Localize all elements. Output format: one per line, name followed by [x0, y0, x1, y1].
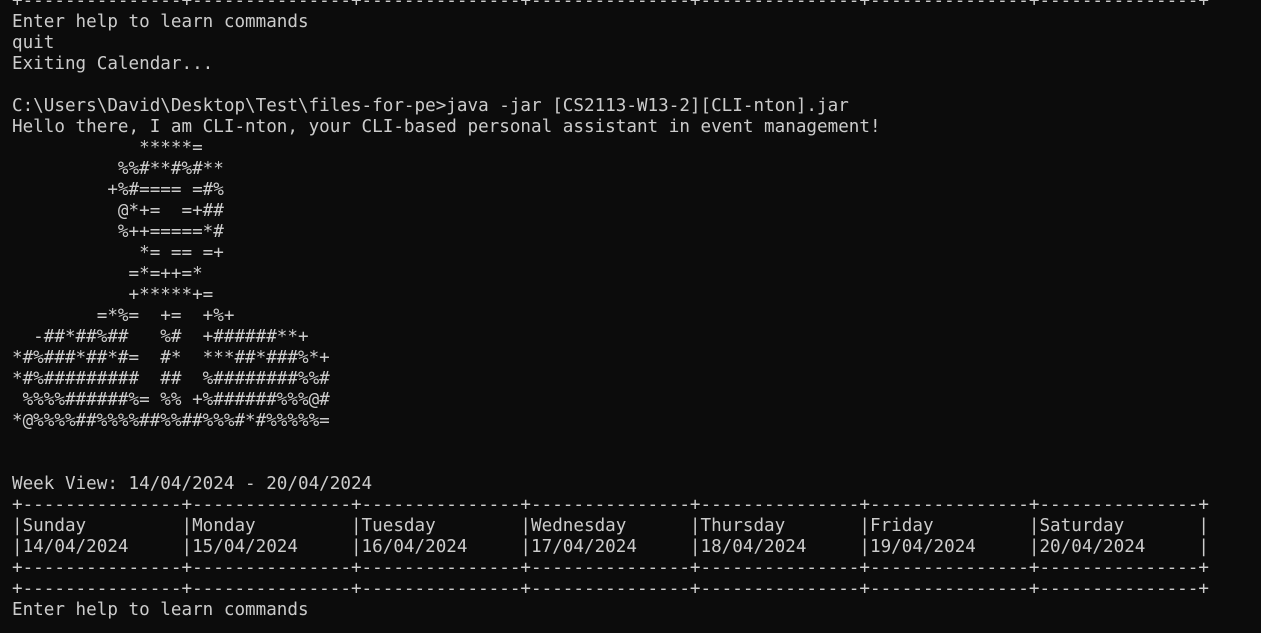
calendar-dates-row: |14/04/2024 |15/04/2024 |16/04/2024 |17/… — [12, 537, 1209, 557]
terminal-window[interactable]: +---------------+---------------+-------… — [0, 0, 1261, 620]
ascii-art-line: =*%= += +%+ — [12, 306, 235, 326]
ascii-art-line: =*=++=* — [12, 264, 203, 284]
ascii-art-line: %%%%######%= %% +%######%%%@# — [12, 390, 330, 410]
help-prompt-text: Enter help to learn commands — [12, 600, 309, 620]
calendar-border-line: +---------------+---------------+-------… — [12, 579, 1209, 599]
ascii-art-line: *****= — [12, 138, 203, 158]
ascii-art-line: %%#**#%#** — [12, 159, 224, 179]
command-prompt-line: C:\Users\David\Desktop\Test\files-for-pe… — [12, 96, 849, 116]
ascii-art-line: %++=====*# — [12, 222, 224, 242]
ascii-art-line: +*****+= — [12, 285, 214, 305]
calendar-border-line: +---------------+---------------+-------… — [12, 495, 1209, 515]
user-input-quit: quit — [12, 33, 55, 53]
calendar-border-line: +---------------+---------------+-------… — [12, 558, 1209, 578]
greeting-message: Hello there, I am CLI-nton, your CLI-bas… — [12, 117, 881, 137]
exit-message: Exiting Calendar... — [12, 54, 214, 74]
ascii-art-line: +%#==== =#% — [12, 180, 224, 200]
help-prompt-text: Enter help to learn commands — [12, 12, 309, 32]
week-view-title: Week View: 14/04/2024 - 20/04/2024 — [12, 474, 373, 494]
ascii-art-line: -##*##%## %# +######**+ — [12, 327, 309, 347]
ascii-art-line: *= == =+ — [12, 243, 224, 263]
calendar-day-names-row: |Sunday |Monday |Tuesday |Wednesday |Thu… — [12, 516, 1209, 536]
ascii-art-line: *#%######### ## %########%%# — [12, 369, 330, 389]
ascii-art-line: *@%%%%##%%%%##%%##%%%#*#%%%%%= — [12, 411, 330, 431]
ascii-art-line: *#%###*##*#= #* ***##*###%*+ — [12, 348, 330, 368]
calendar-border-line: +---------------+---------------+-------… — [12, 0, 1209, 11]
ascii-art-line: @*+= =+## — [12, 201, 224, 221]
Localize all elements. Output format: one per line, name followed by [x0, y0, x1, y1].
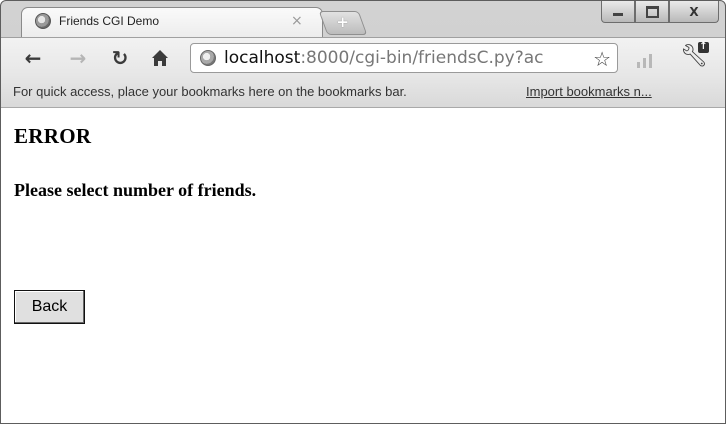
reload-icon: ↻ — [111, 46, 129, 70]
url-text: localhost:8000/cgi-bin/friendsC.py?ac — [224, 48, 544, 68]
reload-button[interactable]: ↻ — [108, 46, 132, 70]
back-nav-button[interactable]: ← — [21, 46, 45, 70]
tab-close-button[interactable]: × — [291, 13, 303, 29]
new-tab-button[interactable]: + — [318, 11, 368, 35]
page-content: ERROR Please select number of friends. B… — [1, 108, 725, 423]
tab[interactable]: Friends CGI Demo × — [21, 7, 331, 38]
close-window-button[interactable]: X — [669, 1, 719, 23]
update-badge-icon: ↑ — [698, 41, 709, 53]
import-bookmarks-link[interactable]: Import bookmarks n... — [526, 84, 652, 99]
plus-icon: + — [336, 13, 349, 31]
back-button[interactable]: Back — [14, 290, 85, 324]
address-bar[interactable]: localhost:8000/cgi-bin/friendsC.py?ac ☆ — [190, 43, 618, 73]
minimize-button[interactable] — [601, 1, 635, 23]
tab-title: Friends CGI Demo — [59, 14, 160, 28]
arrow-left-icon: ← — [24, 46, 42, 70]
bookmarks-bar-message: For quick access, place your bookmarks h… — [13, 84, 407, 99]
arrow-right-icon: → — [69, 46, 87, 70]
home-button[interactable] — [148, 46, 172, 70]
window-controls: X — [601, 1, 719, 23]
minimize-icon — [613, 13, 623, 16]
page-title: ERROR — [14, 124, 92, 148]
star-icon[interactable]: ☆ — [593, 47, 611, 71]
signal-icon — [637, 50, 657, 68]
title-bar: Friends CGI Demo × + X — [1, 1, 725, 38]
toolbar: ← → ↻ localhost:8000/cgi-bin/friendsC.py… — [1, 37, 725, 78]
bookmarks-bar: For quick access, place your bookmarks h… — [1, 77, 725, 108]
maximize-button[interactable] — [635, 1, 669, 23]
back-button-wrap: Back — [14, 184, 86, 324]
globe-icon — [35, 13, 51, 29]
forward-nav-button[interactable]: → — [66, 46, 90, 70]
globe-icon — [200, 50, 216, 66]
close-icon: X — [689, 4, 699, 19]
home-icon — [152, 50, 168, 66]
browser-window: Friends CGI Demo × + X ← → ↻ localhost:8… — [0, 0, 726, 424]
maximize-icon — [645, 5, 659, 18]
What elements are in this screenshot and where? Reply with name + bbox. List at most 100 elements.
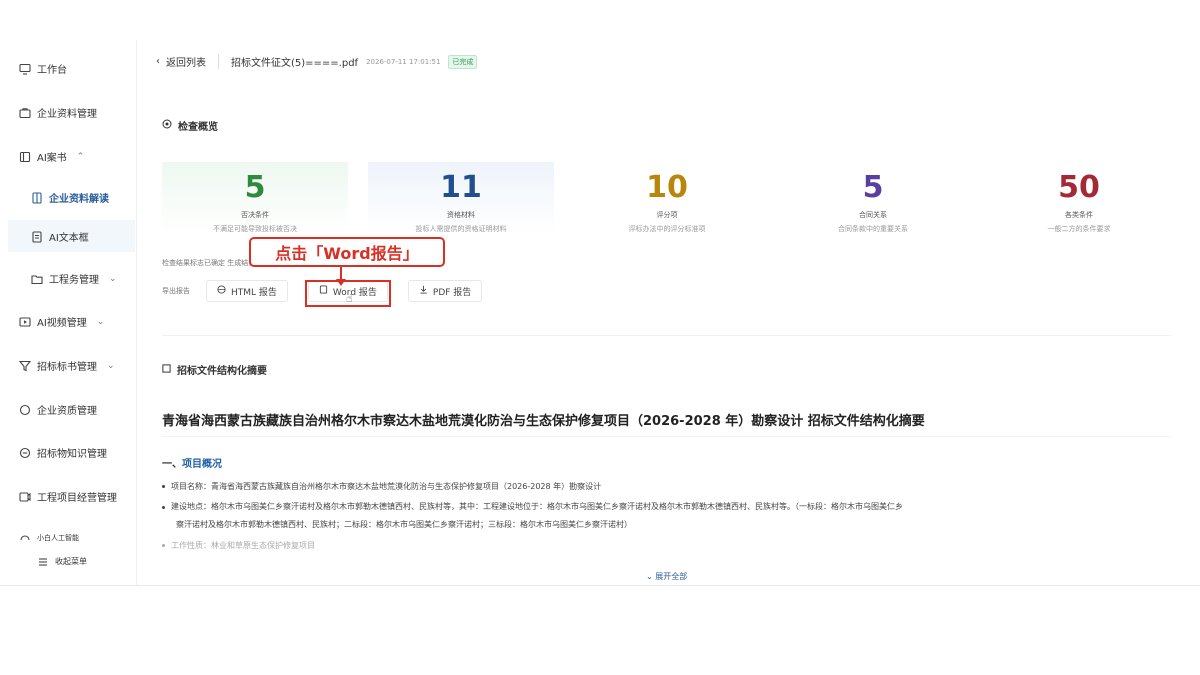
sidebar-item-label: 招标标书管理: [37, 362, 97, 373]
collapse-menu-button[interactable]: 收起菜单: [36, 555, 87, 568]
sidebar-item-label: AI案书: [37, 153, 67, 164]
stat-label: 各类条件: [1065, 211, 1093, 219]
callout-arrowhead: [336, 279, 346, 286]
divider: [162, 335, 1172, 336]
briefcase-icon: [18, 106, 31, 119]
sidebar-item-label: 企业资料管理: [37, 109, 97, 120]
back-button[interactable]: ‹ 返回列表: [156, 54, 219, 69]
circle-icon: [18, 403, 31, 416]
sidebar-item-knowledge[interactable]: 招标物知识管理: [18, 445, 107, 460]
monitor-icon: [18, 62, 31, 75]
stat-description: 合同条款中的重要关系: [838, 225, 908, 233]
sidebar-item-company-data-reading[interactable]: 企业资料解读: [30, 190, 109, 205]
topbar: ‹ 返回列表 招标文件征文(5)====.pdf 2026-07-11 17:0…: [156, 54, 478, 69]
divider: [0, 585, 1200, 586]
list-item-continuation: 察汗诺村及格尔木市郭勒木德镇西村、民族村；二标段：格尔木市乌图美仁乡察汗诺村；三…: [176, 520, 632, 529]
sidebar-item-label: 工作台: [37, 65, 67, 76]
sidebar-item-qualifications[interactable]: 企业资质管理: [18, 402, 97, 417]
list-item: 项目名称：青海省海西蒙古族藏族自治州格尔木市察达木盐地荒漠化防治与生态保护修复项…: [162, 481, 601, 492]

▸ REQUIREMENT
How many lines of the records contain the string "back"? Reply with the number alone.

▸ ANSWER TO THIS TASK
4